Data supplied →
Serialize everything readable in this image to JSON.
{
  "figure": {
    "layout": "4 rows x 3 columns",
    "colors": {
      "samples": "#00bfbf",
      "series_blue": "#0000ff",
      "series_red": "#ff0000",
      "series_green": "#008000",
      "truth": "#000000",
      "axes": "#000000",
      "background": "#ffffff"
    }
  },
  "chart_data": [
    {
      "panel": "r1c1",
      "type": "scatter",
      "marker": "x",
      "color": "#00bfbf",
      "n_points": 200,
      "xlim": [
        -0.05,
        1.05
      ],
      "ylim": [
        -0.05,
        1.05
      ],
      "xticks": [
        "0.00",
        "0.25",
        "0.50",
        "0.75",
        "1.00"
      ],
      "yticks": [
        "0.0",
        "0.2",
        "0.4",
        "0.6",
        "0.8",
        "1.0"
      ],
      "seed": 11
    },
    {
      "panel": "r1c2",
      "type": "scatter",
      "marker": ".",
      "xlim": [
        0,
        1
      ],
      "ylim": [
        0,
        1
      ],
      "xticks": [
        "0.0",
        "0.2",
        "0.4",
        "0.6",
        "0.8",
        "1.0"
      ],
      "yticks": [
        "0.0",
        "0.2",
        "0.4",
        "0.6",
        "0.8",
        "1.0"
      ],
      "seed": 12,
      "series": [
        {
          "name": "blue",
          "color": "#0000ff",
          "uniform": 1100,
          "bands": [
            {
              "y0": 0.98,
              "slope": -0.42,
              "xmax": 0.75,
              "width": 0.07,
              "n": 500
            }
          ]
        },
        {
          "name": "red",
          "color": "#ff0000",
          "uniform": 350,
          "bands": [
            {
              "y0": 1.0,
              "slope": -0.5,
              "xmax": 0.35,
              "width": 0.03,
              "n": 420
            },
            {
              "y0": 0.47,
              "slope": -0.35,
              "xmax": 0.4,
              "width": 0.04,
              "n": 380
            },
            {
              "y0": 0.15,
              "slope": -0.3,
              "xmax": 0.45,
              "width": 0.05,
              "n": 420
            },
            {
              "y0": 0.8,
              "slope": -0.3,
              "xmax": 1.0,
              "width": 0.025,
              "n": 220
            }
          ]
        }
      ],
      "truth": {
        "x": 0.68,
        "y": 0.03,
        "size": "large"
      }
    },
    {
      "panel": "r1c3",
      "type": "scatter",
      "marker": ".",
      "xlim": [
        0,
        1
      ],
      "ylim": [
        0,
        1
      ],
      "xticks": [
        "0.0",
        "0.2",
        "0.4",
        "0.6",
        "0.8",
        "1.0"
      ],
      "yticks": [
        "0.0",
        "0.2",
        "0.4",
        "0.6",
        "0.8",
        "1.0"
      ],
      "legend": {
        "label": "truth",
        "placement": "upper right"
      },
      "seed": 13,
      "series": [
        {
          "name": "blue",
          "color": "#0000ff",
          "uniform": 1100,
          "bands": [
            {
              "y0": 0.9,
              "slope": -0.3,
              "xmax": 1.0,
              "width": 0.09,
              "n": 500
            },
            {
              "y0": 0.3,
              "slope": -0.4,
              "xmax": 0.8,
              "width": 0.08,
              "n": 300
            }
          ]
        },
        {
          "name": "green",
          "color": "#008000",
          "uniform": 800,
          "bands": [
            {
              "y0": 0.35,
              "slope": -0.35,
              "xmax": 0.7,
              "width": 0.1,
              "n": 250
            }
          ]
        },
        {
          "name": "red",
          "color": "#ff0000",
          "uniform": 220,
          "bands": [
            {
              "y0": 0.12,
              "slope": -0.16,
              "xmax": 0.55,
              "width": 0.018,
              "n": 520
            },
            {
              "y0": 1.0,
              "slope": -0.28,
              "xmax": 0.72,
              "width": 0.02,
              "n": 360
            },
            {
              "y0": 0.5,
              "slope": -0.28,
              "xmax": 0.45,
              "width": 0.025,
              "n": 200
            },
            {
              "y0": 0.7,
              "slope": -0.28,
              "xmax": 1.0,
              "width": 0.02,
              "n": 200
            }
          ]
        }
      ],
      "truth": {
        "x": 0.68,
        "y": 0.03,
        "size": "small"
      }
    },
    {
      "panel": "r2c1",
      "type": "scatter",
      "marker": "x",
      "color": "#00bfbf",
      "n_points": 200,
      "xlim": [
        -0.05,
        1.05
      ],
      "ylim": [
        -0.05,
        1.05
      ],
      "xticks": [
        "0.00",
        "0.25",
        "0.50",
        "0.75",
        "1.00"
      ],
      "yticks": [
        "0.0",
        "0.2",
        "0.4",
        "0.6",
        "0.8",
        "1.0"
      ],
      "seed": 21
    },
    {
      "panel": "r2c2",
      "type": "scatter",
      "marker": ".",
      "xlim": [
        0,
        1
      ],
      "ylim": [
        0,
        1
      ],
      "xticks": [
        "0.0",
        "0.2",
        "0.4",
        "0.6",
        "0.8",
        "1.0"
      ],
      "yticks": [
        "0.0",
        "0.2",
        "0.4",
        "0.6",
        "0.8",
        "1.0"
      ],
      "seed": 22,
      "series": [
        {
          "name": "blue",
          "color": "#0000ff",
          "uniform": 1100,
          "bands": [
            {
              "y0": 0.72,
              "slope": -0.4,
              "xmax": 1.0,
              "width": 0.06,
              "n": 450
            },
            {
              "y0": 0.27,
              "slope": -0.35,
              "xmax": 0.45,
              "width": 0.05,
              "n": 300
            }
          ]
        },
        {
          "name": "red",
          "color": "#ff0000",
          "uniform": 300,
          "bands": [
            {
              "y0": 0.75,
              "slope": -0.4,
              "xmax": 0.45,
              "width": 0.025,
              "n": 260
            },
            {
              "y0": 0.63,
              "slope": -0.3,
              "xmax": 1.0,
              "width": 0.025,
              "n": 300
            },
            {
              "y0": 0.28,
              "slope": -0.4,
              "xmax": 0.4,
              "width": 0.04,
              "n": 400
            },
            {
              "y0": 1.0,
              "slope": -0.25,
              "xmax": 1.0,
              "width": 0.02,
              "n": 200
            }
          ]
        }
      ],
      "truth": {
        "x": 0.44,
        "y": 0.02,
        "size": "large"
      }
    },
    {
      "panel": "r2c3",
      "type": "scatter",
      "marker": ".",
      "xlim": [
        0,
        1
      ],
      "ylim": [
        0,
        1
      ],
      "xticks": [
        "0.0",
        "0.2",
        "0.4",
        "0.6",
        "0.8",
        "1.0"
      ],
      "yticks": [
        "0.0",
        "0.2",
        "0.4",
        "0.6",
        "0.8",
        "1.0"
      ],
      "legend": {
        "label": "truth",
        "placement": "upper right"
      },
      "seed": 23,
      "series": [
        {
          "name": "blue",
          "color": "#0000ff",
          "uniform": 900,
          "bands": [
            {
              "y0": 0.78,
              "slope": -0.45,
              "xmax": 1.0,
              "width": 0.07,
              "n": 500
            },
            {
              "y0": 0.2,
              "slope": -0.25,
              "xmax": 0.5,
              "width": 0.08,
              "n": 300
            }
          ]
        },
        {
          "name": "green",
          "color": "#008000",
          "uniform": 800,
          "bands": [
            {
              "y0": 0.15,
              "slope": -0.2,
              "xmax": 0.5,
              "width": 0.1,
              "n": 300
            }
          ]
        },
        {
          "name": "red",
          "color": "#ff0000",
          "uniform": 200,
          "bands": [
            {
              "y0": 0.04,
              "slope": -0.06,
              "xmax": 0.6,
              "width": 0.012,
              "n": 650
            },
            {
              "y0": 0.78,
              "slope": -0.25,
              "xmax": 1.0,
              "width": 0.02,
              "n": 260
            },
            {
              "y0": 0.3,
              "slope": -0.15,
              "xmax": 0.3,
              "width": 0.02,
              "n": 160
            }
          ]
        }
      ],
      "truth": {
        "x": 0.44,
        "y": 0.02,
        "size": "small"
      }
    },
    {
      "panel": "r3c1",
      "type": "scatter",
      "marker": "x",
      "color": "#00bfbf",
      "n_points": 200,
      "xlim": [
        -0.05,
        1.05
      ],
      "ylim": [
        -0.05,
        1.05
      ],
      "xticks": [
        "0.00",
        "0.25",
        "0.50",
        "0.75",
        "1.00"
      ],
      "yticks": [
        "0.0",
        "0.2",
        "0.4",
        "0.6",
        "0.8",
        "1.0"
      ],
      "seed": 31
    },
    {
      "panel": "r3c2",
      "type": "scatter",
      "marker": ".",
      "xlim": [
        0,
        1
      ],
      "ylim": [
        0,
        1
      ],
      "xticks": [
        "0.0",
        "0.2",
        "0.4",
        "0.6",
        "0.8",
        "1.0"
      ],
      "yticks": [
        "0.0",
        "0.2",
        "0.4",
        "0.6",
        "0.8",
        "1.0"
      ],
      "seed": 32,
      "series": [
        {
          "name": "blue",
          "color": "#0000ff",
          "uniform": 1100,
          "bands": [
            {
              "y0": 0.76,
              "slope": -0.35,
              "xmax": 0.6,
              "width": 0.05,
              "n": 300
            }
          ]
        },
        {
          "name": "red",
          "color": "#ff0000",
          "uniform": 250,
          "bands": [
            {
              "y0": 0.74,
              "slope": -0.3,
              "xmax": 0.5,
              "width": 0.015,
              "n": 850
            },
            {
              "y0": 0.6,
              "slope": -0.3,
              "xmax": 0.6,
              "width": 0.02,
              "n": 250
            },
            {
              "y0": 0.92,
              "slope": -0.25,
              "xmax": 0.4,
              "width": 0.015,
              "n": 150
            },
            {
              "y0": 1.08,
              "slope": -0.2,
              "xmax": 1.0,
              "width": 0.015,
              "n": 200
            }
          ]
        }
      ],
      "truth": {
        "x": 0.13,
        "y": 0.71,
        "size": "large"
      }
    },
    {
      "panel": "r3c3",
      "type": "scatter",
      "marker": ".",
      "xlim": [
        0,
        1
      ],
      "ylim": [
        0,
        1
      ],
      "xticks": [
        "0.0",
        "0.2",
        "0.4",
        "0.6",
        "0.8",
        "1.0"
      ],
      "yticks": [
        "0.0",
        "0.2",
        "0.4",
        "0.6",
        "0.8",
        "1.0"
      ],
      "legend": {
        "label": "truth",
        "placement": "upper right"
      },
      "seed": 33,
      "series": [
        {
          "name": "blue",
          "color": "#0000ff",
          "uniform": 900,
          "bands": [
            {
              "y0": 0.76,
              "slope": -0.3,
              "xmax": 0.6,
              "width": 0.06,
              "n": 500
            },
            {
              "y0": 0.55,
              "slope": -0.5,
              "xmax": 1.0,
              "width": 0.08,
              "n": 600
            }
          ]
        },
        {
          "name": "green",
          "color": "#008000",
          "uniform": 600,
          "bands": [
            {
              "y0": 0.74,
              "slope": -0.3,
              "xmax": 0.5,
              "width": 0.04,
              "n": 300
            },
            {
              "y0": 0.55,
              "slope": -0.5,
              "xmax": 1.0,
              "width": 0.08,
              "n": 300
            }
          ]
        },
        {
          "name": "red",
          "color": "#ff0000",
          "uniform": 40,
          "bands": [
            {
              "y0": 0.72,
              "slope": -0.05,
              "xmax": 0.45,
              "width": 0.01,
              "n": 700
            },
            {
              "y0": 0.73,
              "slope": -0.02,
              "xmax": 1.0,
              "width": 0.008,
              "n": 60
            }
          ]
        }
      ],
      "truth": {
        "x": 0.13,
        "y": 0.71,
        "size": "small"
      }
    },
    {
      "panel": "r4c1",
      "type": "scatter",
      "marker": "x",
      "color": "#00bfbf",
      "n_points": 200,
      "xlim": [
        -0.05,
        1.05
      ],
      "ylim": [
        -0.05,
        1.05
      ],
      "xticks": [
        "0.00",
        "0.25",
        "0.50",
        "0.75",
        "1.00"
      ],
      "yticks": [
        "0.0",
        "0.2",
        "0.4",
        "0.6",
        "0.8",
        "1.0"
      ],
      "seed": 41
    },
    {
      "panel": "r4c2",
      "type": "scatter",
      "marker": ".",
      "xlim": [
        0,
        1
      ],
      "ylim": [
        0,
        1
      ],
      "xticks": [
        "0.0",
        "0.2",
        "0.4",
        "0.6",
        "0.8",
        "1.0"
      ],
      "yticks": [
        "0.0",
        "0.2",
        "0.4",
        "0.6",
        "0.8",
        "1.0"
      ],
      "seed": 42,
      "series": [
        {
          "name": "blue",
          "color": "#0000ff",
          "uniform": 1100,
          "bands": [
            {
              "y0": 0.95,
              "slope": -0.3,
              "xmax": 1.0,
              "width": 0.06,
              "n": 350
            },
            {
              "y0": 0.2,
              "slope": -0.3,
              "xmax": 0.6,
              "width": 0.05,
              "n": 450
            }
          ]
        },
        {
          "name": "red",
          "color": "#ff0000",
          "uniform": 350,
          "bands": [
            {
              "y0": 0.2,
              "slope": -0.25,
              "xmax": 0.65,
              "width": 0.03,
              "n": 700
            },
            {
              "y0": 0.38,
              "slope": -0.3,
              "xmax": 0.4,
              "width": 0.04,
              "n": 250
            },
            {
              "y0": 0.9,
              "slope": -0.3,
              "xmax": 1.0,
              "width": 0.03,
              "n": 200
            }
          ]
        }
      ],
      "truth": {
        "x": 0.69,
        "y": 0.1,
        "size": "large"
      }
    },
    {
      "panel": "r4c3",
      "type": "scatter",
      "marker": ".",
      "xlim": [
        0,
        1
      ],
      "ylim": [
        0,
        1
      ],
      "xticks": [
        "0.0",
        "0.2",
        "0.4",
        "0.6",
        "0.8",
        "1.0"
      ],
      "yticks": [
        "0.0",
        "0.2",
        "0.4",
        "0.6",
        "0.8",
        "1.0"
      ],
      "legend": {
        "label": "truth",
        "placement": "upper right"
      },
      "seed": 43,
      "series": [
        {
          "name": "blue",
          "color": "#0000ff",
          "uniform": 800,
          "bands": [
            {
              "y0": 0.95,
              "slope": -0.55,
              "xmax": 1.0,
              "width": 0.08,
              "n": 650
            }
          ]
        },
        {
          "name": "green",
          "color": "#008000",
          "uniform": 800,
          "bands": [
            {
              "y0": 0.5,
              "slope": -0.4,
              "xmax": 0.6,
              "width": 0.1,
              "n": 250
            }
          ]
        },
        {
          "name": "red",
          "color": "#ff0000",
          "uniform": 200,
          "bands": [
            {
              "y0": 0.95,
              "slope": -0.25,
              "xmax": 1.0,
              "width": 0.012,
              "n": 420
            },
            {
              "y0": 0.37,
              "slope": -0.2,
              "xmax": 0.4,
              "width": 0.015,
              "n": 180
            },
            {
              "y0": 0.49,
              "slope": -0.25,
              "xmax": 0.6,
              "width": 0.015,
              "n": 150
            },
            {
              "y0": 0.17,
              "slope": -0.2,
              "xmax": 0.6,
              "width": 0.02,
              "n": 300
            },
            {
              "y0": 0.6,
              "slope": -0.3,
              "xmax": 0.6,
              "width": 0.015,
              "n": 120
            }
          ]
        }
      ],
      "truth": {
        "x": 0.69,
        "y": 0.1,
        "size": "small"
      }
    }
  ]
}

* * *

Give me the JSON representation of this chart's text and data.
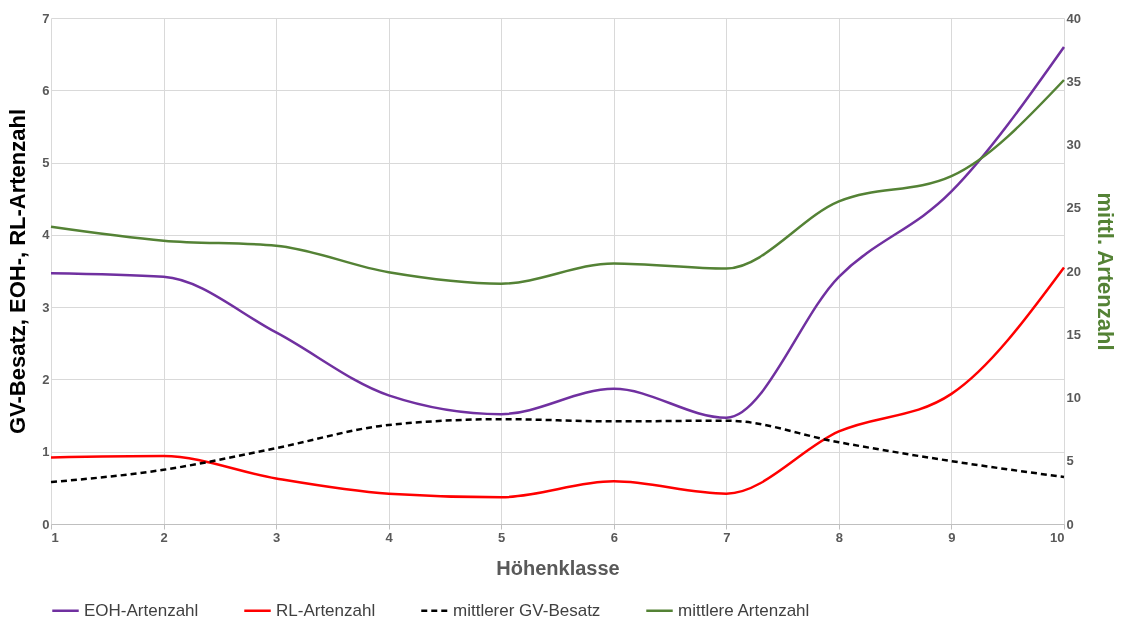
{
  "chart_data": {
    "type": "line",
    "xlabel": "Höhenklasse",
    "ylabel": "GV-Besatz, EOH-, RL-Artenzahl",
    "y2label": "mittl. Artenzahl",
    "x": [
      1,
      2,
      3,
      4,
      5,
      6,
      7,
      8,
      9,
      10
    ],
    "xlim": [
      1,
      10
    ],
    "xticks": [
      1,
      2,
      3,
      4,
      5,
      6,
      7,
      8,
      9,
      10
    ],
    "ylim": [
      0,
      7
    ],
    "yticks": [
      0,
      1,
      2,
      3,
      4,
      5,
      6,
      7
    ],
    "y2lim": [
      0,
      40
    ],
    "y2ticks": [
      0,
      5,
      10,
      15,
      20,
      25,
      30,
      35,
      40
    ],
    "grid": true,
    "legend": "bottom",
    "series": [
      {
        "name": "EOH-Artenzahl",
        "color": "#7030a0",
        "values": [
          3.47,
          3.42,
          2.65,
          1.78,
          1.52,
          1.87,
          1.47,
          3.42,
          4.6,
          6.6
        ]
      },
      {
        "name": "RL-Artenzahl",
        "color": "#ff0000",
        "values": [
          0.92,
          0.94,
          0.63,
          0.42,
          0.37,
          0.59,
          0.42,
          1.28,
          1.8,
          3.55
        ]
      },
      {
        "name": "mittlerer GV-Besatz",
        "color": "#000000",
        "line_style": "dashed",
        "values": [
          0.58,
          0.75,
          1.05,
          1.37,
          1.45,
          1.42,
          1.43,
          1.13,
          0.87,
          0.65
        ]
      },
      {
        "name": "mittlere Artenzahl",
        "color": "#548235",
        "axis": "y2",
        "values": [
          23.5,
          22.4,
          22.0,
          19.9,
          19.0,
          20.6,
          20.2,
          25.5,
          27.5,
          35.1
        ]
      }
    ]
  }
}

Instruction →
Filter the entries down to the lines containing "Besatz". Copy each of those lines.

Answer for this exercise →
    "ylabel": "GV-Besatz, EOH-, RL-Artenzahl",
        "name": "mittlerer GV-Besatz",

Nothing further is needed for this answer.